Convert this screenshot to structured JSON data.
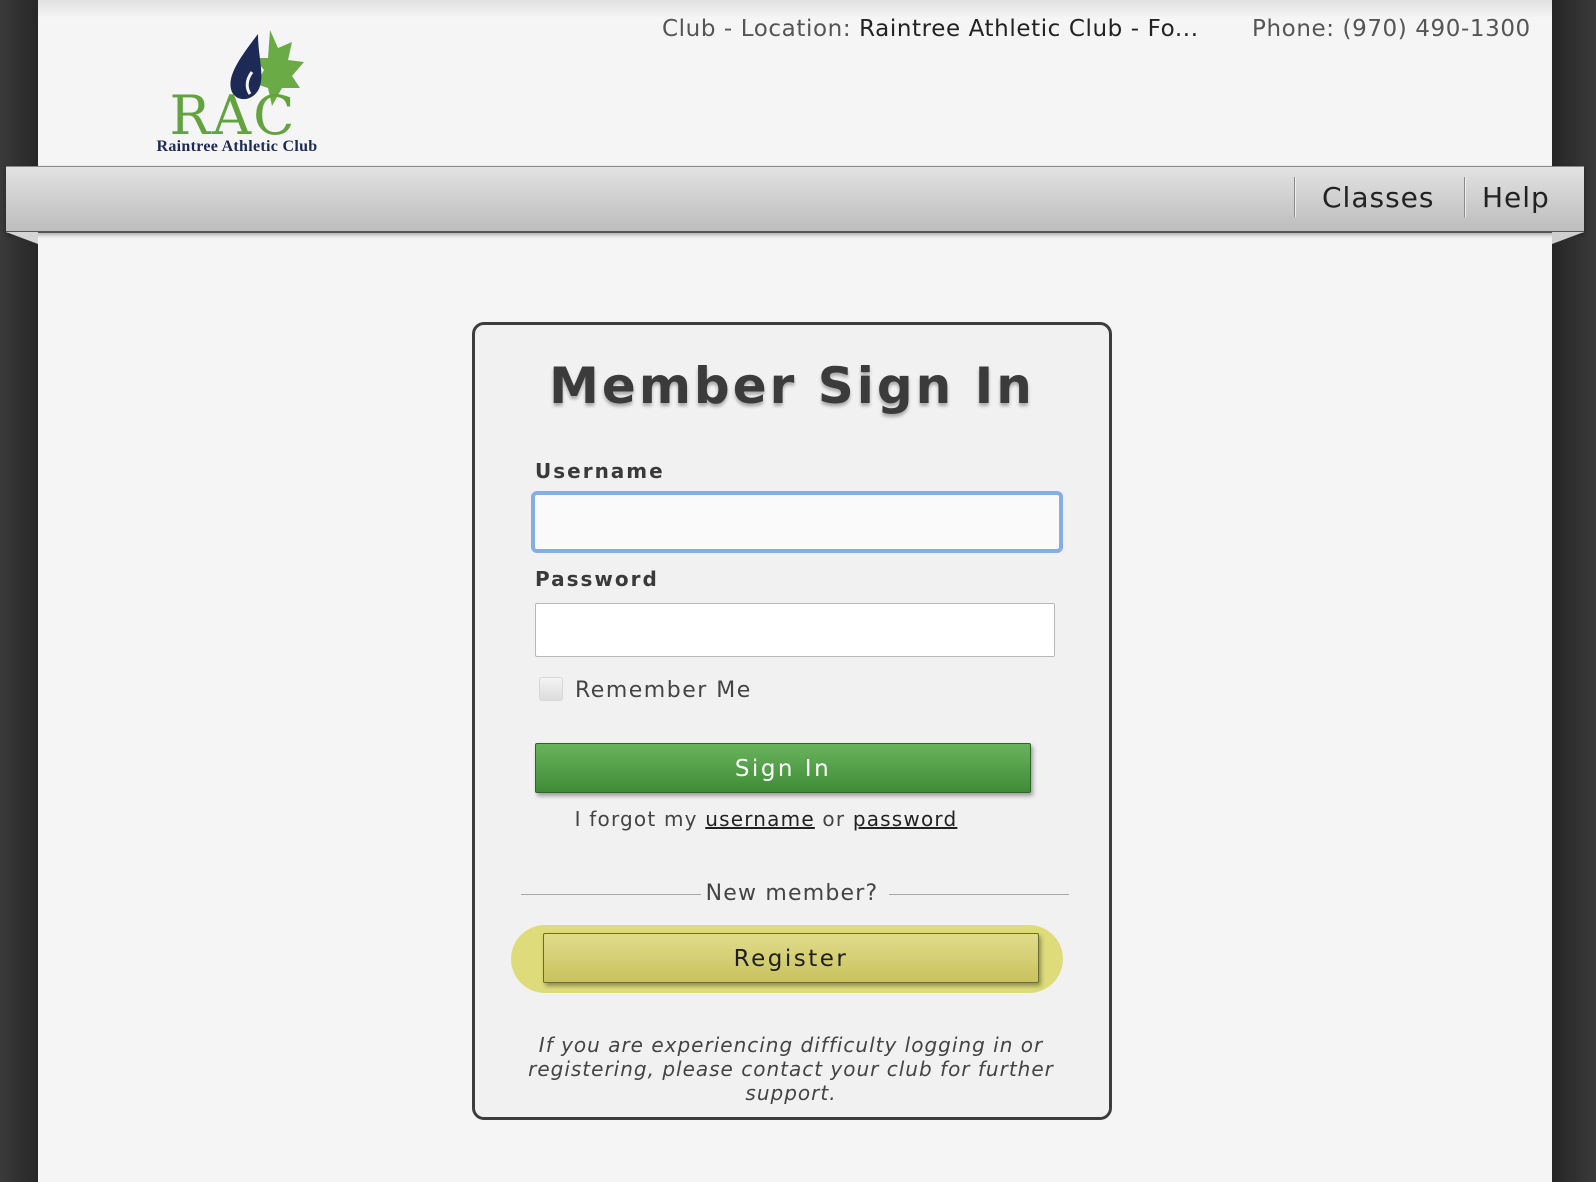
{
  "header": {
    "logo_letters": "RAC",
    "logo_subtitle": "Raintree Athletic Club",
    "club_label": "Club - Location: ",
    "club_value": "Raintree Athletic Club - Fo...",
    "phone": "Phone: (970) 490-1300"
  },
  "nav": {
    "items": [
      {
        "label": "Classes"
      },
      {
        "label": "Help"
      }
    ]
  },
  "signin": {
    "title": "Member Sign In",
    "username_label": "Username",
    "username_value": "",
    "password_label": "Password",
    "password_value": "",
    "remember_label": "Remember Me",
    "remember_checked": false,
    "submit_label": "Sign In",
    "forgot_prefix": "I forgot my ",
    "forgot_username": "username",
    "forgot_or": " or ",
    "forgot_password": "password",
    "new_member": "New member?",
    "register_label": "Register",
    "help_note": "If you are experiencing difficulty logging in or registering, please contact your club for further support."
  },
  "colors": {
    "brand_green": "#62a340",
    "brand_navy": "#1c2a55",
    "signin_button": "#4e9e45",
    "register_button": "#d6d173",
    "register_highlight": "#dedc7a",
    "focus_ring": "#85aee8"
  }
}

════════════════

→ Aim of the exercise
Print each of the records above exactly as written, leaving no picture in the copy.

→ Response to the exercise
Convert this screenshot to structured JSON data.
{
  "header": {
    "logo_letters": "RAC",
    "logo_subtitle": "Raintree Athletic Club",
    "club_label": "Club - Location: ",
    "club_value": "Raintree Athletic Club - Fo...",
    "phone": "Phone: (970) 490-1300"
  },
  "nav": {
    "items": [
      {
        "label": "Classes"
      },
      {
        "label": "Help"
      }
    ]
  },
  "signin": {
    "title": "Member Sign In",
    "username_label": "Username",
    "username_value": "",
    "password_label": "Password",
    "password_value": "",
    "remember_label": "Remember Me",
    "remember_checked": false,
    "submit_label": "Sign In",
    "forgot_prefix": "I forgot my ",
    "forgot_username": "username",
    "forgot_or": " or ",
    "forgot_password": "password",
    "new_member": "New member?",
    "register_label": "Register",
    "help_note": "If you are experiencing difficulty logging in or registering, please contact your club for further support."
  },
  "colors": {
    "brand_green": "#62a340",
    "brand_navy": "#1c2a55",
    "signin_button": "#4e9e45",
    "register_button": "#d6d173",
    "register_highlight": "#dedc7a",
    "focus_ring": "#85aee8"
  }
}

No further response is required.